--- ENTRIES SHOWN ---
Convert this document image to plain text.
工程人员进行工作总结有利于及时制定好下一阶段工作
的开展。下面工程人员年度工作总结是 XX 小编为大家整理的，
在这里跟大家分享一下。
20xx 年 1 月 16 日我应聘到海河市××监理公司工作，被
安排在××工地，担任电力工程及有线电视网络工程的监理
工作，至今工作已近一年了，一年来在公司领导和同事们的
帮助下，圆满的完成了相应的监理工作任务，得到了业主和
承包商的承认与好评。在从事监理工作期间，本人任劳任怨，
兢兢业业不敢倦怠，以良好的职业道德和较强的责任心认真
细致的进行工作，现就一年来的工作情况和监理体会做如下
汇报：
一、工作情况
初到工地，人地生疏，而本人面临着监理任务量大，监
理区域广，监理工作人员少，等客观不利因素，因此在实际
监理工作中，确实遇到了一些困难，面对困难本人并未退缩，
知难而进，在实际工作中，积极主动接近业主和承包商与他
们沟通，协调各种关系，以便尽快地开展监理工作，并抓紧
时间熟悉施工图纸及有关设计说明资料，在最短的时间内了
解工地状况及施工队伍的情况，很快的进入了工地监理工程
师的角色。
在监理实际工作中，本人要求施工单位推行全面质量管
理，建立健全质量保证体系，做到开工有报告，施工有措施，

==

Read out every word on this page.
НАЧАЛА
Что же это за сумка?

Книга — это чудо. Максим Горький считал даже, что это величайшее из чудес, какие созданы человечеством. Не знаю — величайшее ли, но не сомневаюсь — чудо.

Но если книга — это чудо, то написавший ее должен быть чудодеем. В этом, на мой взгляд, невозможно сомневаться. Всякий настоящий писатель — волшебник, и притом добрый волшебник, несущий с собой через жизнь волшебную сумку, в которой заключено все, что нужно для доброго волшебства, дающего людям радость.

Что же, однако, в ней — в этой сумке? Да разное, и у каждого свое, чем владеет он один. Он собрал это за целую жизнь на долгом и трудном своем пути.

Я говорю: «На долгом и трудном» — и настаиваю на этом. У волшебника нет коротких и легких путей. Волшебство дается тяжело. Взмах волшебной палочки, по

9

--

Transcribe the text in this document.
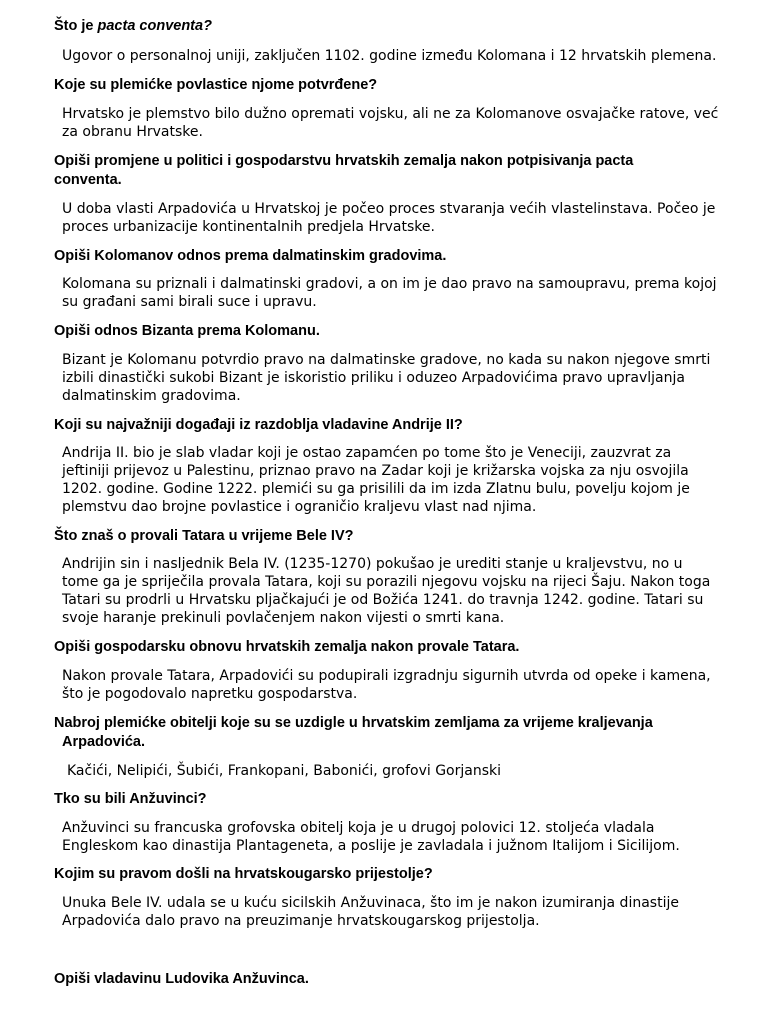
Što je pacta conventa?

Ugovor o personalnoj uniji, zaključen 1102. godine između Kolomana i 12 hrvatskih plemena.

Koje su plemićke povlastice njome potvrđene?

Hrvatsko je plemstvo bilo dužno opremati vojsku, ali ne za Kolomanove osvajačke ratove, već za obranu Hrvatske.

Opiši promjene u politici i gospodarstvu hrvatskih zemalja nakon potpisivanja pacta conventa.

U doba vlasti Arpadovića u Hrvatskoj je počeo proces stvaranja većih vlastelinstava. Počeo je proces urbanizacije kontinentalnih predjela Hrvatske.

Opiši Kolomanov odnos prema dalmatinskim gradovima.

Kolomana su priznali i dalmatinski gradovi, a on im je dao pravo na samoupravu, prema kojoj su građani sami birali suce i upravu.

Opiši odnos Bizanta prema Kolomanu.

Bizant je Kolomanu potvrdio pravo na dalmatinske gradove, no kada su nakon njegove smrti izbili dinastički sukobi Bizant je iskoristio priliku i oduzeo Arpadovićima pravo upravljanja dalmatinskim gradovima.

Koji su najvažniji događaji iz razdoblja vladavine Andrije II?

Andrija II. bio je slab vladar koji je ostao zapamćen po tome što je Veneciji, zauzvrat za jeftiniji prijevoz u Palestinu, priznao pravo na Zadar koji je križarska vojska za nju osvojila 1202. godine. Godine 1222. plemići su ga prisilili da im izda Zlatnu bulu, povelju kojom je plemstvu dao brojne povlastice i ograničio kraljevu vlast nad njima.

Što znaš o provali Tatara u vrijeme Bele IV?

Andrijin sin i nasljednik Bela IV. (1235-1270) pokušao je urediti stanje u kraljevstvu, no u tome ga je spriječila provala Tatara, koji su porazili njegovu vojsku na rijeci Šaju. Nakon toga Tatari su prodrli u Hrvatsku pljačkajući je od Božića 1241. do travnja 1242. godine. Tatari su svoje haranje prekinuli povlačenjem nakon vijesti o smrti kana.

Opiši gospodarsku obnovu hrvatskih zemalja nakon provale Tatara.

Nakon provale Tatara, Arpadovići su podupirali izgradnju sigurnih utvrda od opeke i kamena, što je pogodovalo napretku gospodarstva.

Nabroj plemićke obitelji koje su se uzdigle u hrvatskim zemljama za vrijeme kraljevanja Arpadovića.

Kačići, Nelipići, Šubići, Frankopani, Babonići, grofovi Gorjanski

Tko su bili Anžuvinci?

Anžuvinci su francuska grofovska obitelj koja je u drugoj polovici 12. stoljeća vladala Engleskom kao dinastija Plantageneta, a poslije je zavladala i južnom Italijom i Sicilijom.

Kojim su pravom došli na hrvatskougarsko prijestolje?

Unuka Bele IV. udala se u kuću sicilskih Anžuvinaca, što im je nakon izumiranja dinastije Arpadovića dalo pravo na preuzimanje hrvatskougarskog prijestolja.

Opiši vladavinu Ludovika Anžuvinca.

--- WHAT IS ASKED ---
Identify every line above with the string "conventa" in it. Copy those lines.

--- THE RESPONSE ---
Što je pacta conventa?
Opiši promjene u politici i gospodarstvu hrvatskih zemalja nakon potpisivanja pacta conventa.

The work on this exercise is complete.